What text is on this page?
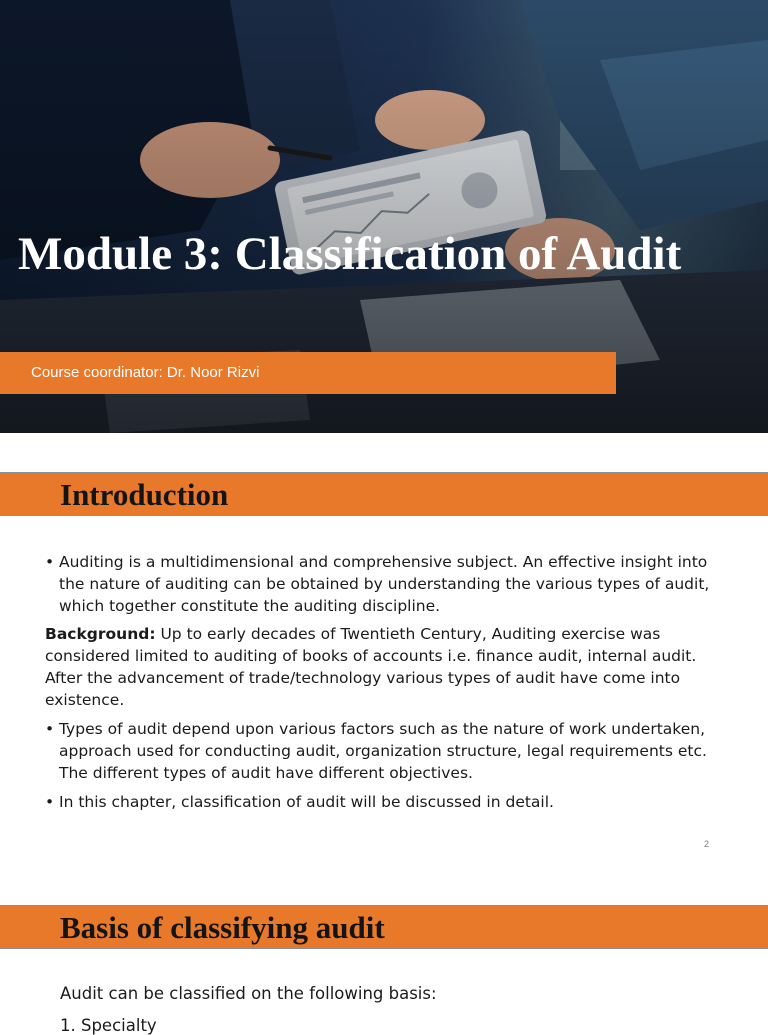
Module 3: Classification of Audit
Course coordinator: Dr. Noor Rizvi
Introduction

• Auditing is a multidimensional and comprehensive subject. An effective insight into the nature of auditing can be obtained by understanding the various types of audit, which together constitute the auditing discipline.

Background: Up to early decades of Twentieth Century, Auditing exercise was considered limited to auditing of books of accounts i.e. finance audit, internal audit. After the advancement of trade/technology various types of audit have come into existence.

• Types of audit depend upon various factors such as the nature of work undertaken, approach used for conducting audit, organization structure, legal requirements etc. The different types of audit have different objectives.

• In this chapter, classification of audit will be discussed in detail.

2
Basis of classifying audit

Audit can be classified on the following basis:

1. Specialty
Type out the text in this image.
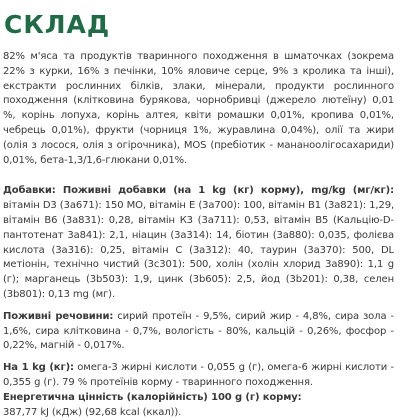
СКЛАД

82% м'яса та продуктів тваринного походження в шматочках (зокрема 22% з курки, 16% з печінки, 10% яловиче серце, 9% з кролика та інші), екстракти рослинних білків, злаки, мінерали, продукти рослинного походження (клітковина бурякова, чорнобривці (джерело лютеїну) 0,01 %, корінь лопуха, корінь алтея, квіти ромашки 0,01%, кропива 0,01%, чебрець 0,01%), фрукти (чорниця 1%, журавлина 0,04%), олії та жири (олія з лосося, олія з огірочника), MOS (пребіотик - мананоолігосахариди) 0,01%, бета-1,3/1,6-глюкани 0,01%.

Добавки: Поживні добавки (на 1 kg (кг) корму), mg/kg (мг/кг): вітамін D3 (3a671): 150 МО, вітамін Е (3a700): 100, вітамін В1 (3a821): 1,29, вітамін В6 (3a831): 0,28, вітамін К3 (3a711): 0,53, вітамін В5 (Кальцію-D-пантотенат 3a841): 2,1, ніацин (3a314): 14, біотин (3a880): 0,035, фолієва кислота (3a316): 0,25, вітамін С (3a312): 40, таурин (3a370): 500, DL метіонін, технічно чистий (3c301): 500, холін (холін хлорид 3a890): 1,1 g (г); марганець (3b503): 1,9, цинк (3b605): 2,5, йод (3b201): 0,38, селен (3b801): 0,13 mg (мг).

Поживні речовини: сирий протеїн - 9,5%, сирий жир - 4,8%, сира зола - 1,6%, сира клітковина - 0,7%, вологість - 80%, кальцій - 0,26%, фосфор - 0,22%, магній - 0,017%.

На 1 kg (кг): омега-3 жирні кислоти - 0,055 g (г), омега-6 жирні кислоти - 0,355 g (г). 79 % протеїнів корму - тваринного походження.

Енергетична цінність (калорійність) 100 g (г) корму:
387,77 kJ (кДж) (92,68 kcal (ккал)).
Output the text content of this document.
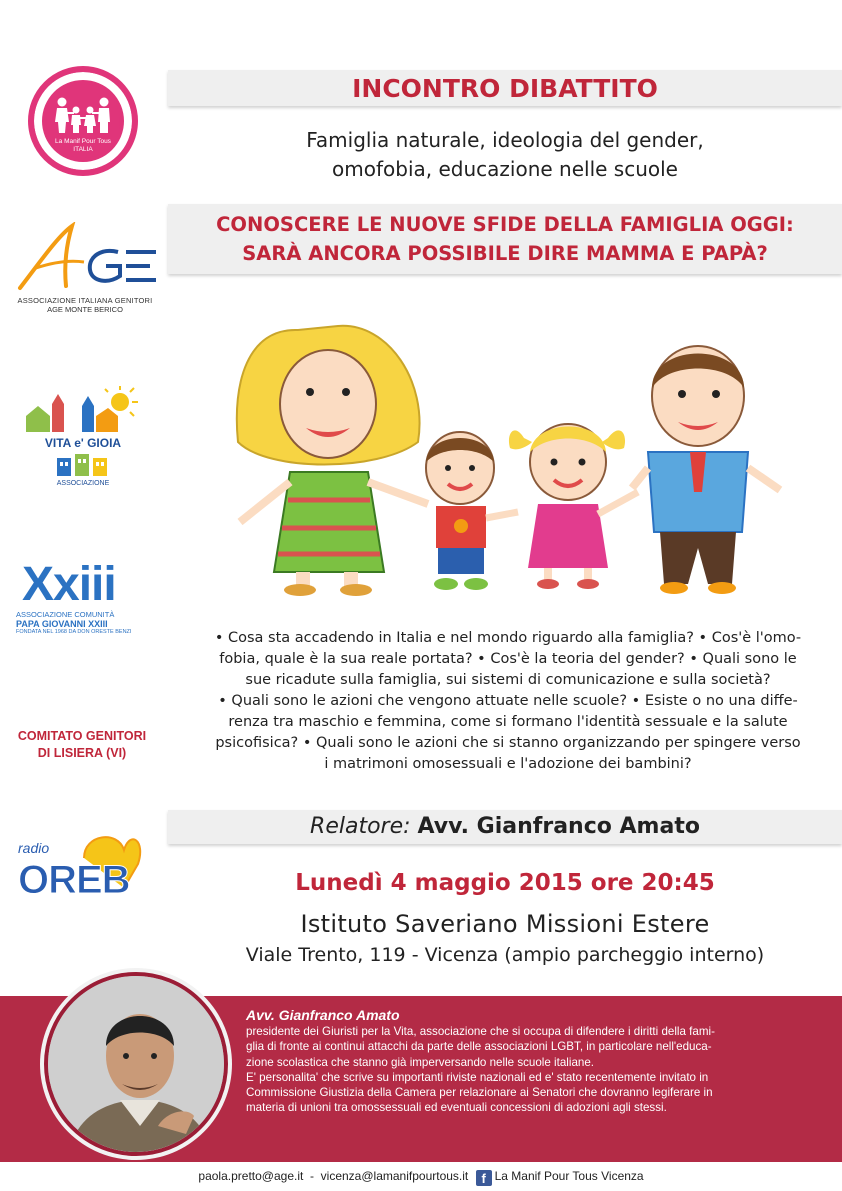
La Manif Pour Tous
ITALIA
ASSOCIAZIONE ITALIANA GENITORI
AGE MONTE BERICO
VITA e' GIOIA
ASSOCIAZIONE
Xxiii
ASSOCIAZIONE COMUNITÀ
PAPA GIOVANNI XXIII
FONDATA NEL 1968 DA DON ORESTE BENZI
COMITATO GENITORI
DI LISIERA (VI)
radio
OREB
INCONTRO DIBATTITO
Famiglia naturale, ideologia del gender,
omofobia, educazione nelle scuole
CONOSCERE LE NUOVE SFIDE DELLA FAMIGLIA OGGI:
SARÀ ANCORA POSSIBILE DIRE MAMMA E PAPÀ?
• Cosa sta accadendo in Italia e nel mondo riguardo alla famiglia? • Cos'è l'omo-
fobia, quale è la sua reale portata? • Cos'è la teoria del gender? • Quali sono le
sue ricadute sulla famiglia, sui sistemi di comunicazione e sulla società?
• Quali sono le azioni che vengono attuate nelle scuole? • Esiste o no una diffe-
renza tra maschio e femmina, come si formano l'identità sessuale e la salute
psicofisica? • Quali sono le azioni che si stanno organizzando per spingere verso
i matrimoni omosessuali e l'adozione dei bambini?
Relatore: Avv. Gianfranco Amato
Lunedì 4 maggio 2015 ore 20:45
Istituto Saveriano Missioni Estere
Viale Trento, 119 - Vicenza (ampio parcheggio interno)
Avv. Gianfranco Amato
presidente dei Giuristi per la Vita, associazione che si occupa di difendere i diritti della fami-
glia di fronte ai continui attacchi da parte delle associazioni LGBT, in particolare nell'educa-
zione scolastica che stanno già imperversando nelle scuole italiane.
E' personalita' che scrive su importanti riviste nazionali ed e' stato recentemente invitato in
Commissione Giustizia della Camera per relazionare ai Senatori che dovranno legiferare in
materia di unioni tra omossessuali ed eventuali concessioni di adozioni agli stessi.
paola.pretto@age.it - vicenza@lamanifpourtous.it f La Manif Pour Tous Vicenza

====

Task instructions -
Only lines that contain the word "Tous" are wanted; copy each of them.

Response to this exercise -
La Manif Pour Tous
paola.pretto@age.it - vicenza@lamanifpourtous.it f La Manif Pour Tous Vicenza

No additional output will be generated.